--- What you should do ---
Read the records and gather each line that includes "intensity".

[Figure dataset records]

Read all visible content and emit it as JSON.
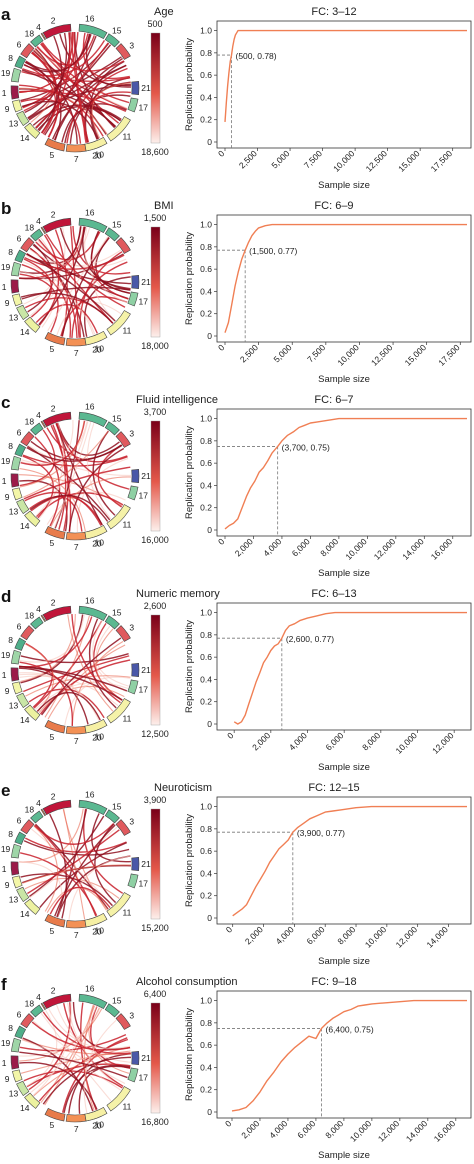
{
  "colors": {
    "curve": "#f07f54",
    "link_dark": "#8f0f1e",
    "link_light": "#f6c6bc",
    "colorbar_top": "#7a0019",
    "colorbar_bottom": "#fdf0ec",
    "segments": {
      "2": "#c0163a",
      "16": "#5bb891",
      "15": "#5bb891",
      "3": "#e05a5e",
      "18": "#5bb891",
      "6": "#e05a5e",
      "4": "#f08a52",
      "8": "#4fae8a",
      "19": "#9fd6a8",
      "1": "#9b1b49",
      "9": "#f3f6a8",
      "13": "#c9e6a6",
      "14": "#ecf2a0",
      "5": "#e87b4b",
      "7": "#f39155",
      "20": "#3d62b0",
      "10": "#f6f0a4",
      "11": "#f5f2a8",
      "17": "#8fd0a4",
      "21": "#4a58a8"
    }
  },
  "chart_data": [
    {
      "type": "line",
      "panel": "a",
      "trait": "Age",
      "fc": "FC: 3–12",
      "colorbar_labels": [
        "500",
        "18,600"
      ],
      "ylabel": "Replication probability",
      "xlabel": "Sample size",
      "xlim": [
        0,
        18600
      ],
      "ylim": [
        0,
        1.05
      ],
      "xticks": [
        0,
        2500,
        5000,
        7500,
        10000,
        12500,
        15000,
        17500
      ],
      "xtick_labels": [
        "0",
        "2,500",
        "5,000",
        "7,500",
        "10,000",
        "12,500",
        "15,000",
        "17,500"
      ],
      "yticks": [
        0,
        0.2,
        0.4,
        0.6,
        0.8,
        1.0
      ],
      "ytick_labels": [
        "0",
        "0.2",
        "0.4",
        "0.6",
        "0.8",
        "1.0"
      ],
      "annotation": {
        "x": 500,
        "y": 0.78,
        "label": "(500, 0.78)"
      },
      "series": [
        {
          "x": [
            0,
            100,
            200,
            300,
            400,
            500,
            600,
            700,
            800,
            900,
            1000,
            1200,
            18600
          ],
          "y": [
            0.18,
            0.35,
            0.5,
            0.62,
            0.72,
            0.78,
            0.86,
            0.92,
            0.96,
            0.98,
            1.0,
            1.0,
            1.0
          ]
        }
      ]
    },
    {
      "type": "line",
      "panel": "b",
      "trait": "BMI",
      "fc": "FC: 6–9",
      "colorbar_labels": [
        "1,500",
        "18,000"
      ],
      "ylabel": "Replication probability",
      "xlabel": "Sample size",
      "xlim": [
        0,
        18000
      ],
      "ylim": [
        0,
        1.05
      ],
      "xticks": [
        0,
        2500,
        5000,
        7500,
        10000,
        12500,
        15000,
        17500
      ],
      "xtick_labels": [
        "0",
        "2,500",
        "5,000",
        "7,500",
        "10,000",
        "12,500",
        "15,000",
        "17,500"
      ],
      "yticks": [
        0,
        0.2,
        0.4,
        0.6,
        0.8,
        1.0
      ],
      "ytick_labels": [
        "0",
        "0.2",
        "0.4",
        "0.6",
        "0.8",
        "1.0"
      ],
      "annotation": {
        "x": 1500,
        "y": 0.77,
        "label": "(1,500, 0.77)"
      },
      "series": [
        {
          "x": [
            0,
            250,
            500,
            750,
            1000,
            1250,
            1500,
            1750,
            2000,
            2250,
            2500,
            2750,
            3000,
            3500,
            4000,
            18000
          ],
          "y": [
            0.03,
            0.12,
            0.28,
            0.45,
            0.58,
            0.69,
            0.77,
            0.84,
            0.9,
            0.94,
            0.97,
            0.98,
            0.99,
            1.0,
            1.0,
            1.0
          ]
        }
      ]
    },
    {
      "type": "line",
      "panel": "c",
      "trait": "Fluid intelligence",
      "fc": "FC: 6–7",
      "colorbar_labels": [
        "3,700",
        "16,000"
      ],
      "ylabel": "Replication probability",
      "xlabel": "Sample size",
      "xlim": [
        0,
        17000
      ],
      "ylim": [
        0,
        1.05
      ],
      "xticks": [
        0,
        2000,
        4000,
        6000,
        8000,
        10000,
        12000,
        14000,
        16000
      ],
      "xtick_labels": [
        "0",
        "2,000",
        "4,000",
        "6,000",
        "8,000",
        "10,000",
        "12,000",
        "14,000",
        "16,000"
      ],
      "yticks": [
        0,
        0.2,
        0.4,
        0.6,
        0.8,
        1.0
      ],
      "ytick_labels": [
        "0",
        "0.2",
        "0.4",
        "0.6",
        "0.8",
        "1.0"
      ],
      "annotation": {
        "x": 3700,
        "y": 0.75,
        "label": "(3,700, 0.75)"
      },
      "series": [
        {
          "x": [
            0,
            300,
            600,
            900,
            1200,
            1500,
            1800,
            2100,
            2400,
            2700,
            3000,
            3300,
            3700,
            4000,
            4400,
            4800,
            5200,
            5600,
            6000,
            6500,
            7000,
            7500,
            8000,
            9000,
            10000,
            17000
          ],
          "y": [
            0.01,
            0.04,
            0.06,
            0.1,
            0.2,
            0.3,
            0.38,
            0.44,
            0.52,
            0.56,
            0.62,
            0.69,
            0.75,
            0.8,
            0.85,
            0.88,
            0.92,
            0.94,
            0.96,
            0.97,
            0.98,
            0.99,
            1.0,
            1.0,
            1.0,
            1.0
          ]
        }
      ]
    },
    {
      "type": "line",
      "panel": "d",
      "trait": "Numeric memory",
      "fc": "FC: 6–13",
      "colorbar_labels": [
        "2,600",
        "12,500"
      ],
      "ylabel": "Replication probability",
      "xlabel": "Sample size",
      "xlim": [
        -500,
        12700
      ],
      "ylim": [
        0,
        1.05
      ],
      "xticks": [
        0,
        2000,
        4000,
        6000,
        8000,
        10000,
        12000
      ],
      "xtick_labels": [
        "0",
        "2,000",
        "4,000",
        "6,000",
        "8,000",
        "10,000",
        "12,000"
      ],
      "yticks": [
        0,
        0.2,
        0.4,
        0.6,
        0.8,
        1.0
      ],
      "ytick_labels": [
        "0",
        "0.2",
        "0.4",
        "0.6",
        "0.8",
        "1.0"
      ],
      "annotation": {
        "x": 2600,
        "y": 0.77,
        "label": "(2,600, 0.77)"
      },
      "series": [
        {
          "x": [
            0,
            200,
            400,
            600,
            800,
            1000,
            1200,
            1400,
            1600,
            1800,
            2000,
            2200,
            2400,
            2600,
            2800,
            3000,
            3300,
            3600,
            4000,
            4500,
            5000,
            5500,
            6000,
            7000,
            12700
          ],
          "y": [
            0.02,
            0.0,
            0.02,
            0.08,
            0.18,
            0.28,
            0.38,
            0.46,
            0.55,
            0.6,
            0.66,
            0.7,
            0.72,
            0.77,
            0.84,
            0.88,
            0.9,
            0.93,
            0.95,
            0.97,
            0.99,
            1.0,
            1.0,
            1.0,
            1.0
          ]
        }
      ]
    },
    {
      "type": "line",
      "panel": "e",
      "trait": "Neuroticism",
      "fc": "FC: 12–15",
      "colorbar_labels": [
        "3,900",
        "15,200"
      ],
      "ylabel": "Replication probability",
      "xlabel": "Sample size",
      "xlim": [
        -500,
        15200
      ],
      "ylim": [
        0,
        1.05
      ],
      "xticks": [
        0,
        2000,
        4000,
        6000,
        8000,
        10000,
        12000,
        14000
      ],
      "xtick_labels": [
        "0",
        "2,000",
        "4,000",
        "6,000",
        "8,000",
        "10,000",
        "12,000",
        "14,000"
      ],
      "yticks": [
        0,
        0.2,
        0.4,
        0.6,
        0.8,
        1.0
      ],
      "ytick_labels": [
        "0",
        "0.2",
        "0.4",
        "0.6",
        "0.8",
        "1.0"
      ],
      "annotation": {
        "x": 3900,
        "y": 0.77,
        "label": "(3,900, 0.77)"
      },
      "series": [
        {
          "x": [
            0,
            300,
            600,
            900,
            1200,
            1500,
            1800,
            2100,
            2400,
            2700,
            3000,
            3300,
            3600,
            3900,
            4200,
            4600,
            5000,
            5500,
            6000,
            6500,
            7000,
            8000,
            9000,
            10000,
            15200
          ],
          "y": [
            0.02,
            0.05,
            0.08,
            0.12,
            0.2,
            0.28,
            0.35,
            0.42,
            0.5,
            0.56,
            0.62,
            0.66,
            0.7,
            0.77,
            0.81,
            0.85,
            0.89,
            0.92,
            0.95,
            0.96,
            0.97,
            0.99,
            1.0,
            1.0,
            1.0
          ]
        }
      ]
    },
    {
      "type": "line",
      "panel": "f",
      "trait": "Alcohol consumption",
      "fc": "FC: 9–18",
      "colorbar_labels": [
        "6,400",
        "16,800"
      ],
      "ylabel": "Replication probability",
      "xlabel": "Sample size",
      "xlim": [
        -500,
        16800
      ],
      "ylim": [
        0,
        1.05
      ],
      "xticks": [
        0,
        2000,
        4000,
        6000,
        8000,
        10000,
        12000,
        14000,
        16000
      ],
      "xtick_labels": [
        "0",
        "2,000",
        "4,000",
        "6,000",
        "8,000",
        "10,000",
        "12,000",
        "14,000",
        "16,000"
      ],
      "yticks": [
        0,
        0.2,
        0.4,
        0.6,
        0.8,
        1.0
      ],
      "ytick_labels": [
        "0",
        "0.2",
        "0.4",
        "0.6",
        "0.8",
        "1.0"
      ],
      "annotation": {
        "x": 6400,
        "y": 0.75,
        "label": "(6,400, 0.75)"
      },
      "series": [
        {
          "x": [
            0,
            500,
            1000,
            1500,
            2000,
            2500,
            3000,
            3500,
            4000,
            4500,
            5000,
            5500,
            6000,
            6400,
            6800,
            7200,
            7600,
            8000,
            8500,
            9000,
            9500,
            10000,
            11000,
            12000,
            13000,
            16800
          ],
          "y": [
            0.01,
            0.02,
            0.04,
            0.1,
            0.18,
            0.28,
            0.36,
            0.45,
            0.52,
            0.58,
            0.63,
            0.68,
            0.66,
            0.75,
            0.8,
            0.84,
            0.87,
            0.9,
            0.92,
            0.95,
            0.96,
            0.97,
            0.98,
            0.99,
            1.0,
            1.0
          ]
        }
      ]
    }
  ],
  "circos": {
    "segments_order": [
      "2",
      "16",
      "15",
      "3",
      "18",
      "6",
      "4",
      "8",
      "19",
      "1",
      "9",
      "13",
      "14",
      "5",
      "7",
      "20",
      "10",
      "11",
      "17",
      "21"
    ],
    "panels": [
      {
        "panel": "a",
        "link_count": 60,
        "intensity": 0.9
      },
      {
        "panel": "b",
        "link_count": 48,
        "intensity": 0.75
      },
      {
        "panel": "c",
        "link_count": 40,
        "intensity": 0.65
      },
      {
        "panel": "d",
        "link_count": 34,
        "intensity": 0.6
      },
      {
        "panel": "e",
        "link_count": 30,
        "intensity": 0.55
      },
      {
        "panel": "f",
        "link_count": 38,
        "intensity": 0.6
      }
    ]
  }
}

--- Result for this task ---
        "intensity": 0.9
        "intensity": 0.75
        "intensity": 0.65
        "intensity": 0.6
        "intensity": 0.55
        "intensity": 0.6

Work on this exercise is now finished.